-- start of INPUT RECORDS --

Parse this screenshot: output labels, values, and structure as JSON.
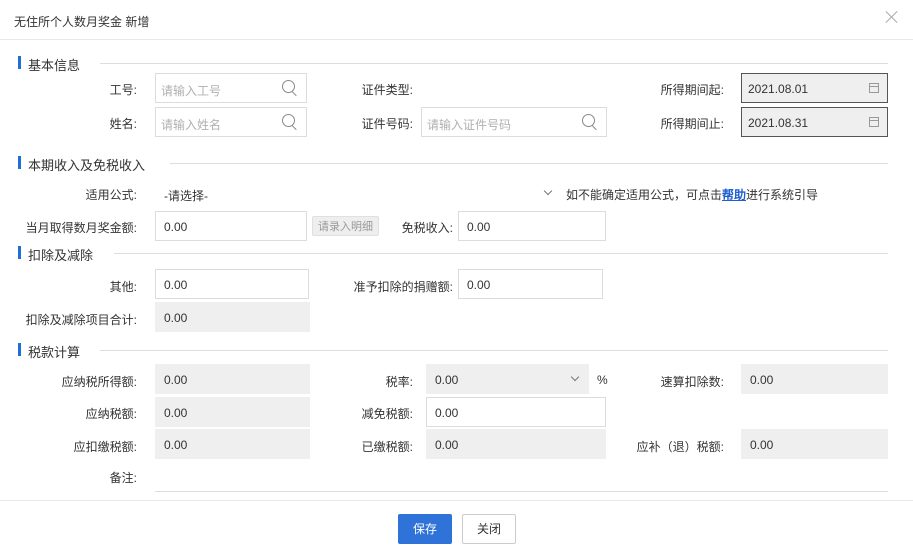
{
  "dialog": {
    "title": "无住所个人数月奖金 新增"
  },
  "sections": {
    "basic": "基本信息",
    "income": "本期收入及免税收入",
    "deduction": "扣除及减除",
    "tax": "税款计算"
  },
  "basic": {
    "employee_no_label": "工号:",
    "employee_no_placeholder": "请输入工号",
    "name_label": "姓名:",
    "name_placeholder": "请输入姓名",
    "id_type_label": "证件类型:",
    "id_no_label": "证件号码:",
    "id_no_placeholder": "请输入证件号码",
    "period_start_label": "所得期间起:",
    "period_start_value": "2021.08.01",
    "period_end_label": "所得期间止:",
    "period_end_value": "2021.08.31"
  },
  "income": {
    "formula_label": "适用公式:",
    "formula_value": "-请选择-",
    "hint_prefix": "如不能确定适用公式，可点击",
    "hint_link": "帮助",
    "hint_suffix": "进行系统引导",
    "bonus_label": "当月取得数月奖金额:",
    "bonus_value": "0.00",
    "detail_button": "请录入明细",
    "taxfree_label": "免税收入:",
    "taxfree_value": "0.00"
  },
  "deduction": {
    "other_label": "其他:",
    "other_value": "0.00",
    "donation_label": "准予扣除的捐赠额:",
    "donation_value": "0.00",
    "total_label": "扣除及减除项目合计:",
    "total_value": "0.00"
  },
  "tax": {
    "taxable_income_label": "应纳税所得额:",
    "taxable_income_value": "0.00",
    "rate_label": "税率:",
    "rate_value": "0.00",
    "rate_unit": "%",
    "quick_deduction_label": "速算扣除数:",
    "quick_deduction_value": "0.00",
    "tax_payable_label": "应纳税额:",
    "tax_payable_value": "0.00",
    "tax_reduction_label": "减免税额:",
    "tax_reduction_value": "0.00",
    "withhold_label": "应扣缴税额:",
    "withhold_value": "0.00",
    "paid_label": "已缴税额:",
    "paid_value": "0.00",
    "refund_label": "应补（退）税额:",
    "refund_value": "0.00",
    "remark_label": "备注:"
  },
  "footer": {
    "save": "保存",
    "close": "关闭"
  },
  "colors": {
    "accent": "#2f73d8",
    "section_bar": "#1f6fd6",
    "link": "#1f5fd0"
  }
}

-- end of INPUT RECORDS --
-- start of INPUT RECORDS --

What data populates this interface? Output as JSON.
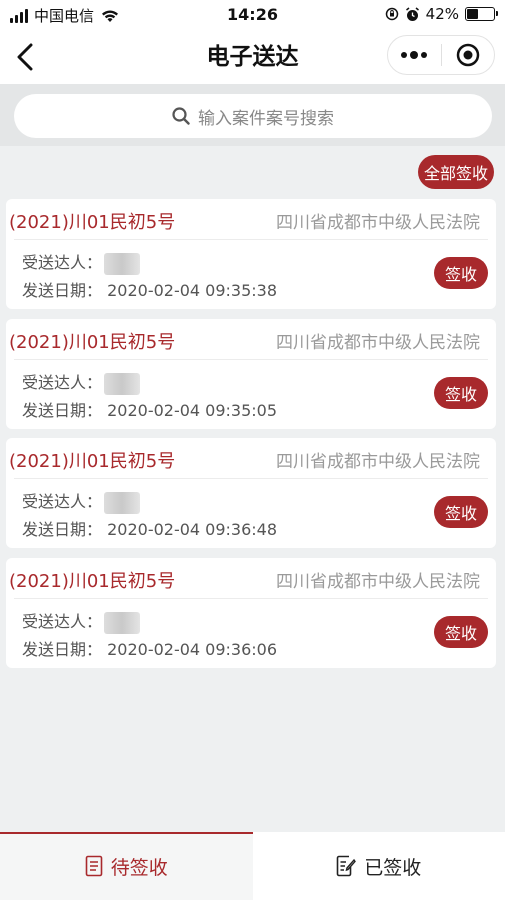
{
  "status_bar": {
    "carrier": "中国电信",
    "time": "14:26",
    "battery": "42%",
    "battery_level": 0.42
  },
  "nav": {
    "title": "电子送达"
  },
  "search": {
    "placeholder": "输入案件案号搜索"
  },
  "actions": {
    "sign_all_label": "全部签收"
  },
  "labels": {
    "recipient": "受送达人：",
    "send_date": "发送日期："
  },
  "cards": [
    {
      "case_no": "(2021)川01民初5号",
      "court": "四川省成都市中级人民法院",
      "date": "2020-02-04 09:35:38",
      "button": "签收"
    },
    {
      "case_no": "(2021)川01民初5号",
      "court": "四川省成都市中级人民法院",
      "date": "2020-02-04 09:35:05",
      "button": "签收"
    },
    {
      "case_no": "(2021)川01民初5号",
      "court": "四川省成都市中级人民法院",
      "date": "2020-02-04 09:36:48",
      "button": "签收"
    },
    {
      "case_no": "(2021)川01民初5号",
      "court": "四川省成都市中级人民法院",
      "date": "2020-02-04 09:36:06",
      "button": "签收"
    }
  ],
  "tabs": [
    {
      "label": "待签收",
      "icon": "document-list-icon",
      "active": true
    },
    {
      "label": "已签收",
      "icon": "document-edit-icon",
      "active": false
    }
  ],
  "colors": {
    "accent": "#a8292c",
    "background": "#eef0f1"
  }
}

-- end of INPUT RECORDS --
-- start of INPUT RECORDS --

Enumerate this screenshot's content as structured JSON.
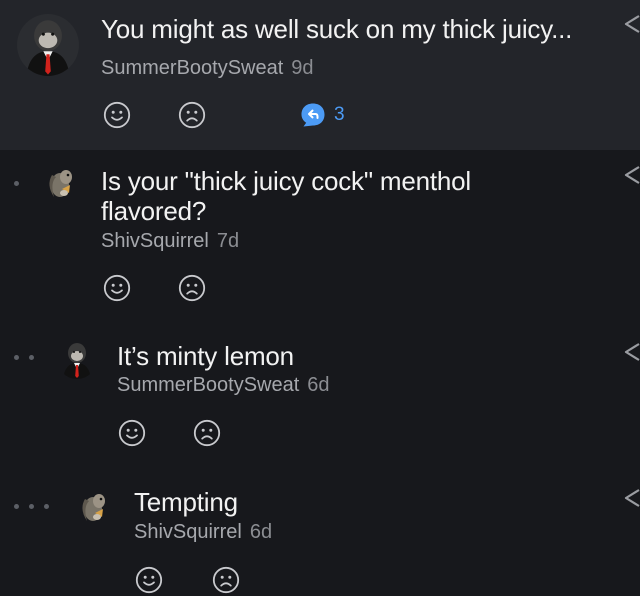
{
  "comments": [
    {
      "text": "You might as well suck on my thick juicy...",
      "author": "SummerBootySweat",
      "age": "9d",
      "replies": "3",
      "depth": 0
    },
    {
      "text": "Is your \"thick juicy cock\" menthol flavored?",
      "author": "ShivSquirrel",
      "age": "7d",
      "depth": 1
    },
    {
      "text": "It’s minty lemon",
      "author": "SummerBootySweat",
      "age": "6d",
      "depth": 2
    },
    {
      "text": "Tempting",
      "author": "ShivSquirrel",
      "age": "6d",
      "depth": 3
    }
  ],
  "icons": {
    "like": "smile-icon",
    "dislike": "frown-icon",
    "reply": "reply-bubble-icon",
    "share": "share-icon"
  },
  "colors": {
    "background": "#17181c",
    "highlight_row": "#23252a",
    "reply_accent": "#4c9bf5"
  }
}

-- end of INPUT RECORDS --

Look through the entries and return every line where "document" appears.

      "icon": "document-list-icon",
      "icon": "document-edit-icon",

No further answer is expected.